» **TASK OBJECTIVE**
Go through the entries below and pick out every line with "text".

» **MATERIAL FOR THIS TASK**
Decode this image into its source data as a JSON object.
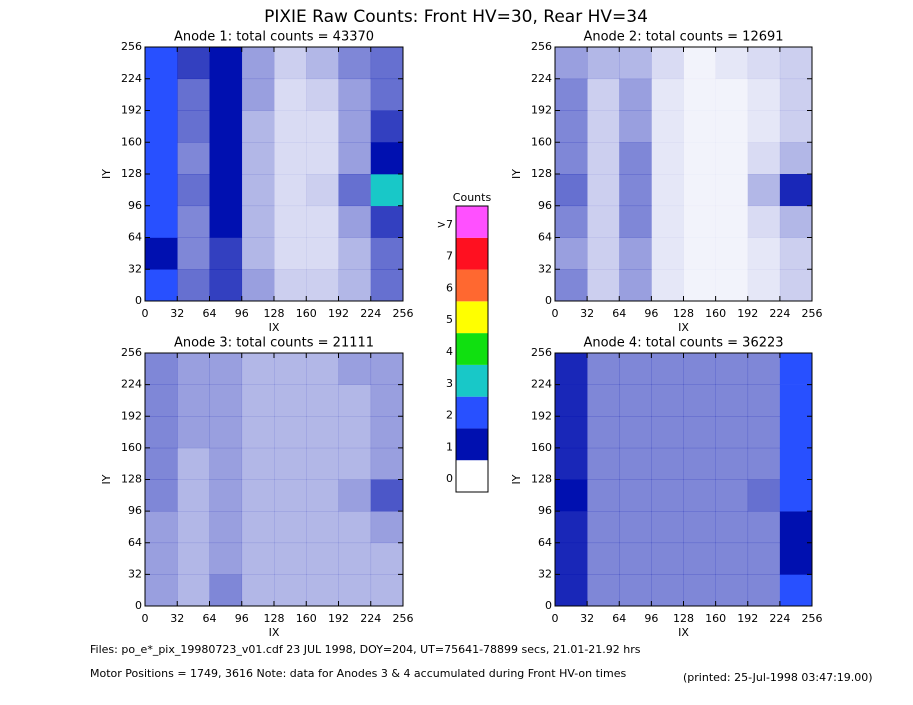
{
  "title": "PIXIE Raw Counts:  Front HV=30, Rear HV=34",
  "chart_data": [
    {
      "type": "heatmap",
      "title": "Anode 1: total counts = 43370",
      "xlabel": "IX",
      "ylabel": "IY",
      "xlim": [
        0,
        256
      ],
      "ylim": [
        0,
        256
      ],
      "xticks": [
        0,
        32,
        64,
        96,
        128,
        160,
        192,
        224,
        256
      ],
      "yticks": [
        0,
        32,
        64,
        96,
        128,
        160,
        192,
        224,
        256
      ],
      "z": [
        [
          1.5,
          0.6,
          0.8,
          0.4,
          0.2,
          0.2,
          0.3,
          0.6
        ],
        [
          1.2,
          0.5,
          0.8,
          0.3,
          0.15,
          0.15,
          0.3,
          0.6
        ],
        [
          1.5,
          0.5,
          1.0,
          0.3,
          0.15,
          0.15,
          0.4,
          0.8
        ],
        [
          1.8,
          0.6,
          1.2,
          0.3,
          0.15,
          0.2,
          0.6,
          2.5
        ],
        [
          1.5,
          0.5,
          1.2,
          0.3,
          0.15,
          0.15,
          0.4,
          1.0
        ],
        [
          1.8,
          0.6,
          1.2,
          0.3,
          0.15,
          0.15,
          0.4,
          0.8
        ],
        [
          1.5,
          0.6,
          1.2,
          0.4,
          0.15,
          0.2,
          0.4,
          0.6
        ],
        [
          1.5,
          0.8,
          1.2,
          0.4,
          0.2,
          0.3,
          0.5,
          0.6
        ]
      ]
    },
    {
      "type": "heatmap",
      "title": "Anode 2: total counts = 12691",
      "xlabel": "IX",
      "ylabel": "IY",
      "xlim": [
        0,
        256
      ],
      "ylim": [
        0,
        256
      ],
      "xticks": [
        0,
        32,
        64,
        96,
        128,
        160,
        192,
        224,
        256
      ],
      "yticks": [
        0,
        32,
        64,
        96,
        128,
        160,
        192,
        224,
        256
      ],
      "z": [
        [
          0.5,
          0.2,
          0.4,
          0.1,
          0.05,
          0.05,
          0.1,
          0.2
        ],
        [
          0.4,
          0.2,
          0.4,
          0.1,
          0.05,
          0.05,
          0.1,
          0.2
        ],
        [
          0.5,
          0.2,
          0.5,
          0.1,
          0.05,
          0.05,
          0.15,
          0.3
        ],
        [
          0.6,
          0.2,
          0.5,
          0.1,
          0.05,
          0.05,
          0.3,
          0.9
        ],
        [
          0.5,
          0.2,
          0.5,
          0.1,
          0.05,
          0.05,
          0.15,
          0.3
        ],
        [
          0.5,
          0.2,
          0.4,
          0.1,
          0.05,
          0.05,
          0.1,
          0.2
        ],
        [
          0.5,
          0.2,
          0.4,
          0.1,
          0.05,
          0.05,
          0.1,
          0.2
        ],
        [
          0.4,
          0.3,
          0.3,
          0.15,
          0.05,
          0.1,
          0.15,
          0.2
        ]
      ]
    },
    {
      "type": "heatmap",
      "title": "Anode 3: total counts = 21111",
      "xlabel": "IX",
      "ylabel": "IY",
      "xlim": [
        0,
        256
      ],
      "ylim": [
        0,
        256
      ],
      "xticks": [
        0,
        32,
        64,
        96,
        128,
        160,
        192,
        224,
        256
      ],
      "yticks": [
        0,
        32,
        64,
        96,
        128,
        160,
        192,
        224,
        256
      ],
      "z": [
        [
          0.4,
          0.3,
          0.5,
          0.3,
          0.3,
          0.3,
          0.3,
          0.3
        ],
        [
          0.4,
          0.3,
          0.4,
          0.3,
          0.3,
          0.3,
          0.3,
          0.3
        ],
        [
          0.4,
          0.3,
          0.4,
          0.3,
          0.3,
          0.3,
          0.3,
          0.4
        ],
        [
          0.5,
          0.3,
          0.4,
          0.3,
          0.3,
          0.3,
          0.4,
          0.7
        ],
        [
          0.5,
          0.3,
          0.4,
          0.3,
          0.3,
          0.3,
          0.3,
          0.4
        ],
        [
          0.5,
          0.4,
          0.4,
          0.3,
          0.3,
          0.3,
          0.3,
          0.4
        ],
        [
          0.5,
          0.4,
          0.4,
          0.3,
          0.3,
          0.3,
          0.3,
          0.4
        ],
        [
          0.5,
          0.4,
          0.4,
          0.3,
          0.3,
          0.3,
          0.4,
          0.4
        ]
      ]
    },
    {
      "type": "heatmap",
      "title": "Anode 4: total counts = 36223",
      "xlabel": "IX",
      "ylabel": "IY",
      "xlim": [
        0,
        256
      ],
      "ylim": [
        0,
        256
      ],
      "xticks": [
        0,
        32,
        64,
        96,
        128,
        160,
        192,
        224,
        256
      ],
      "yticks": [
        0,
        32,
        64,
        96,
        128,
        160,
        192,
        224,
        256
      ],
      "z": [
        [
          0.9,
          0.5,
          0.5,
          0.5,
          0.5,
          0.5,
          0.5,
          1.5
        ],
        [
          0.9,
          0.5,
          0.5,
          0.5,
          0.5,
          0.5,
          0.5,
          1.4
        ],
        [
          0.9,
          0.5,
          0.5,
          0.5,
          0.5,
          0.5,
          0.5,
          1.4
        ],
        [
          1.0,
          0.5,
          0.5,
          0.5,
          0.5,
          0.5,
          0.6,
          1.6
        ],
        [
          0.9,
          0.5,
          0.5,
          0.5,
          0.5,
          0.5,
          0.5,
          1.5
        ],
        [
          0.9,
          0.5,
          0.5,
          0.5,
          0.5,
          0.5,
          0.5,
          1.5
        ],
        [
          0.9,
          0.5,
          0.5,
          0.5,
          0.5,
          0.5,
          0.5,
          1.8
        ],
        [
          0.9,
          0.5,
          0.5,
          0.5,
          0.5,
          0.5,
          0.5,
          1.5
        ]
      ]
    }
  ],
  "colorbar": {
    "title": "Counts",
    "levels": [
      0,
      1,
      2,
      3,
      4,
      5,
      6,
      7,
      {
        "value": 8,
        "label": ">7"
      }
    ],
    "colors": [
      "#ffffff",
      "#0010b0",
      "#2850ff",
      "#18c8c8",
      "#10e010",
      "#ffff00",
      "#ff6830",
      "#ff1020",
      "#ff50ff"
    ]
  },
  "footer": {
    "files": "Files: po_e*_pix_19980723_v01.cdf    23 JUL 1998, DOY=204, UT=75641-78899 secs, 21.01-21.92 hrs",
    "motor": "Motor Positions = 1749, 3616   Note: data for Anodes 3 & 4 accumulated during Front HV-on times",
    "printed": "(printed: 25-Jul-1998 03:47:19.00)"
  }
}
...
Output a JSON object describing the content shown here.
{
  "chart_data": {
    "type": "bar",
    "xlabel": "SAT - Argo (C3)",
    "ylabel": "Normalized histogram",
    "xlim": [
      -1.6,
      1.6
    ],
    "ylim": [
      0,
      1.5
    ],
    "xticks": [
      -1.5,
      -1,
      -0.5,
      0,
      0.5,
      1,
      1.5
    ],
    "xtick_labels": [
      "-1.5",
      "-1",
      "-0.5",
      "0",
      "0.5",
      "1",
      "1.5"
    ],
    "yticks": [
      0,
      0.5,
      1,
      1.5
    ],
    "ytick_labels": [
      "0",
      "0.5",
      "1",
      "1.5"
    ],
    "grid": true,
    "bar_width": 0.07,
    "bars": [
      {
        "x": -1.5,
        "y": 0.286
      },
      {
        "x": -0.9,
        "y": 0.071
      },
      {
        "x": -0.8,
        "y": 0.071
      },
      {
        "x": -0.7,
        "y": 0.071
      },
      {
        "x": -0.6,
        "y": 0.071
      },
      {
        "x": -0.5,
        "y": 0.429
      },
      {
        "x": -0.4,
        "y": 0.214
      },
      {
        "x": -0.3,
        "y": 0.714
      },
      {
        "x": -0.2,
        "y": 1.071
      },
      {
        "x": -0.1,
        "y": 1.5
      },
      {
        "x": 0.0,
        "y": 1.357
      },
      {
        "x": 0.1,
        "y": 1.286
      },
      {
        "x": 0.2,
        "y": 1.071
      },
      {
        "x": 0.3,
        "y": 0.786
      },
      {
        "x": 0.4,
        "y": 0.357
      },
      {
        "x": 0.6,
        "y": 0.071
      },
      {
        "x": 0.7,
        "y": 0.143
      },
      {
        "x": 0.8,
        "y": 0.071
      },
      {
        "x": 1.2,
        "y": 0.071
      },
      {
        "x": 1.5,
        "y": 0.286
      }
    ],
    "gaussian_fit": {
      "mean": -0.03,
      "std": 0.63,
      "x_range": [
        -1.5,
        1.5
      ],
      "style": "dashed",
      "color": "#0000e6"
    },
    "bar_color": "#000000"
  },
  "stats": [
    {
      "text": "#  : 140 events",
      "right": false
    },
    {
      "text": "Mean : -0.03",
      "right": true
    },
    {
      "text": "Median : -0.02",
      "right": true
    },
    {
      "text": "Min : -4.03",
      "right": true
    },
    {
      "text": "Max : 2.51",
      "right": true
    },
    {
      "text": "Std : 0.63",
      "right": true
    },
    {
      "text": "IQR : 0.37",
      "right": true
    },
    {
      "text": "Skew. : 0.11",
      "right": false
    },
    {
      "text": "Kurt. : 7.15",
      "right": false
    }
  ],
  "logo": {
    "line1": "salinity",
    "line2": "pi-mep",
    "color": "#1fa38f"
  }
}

» **EXERCISE RESULT**
      "text": "#  : 140 events",
      "text": "Mean : -0.03",
      "text": "Median : -0.02",
      "text": "Min : -4.03",
      "text": "Max : 2.51",
      "text": "Std : 0.63",
      "text": "IQR : 0.37",
      "text": "Skew. : 0.11",
      "text": "Kurt. : 7.15",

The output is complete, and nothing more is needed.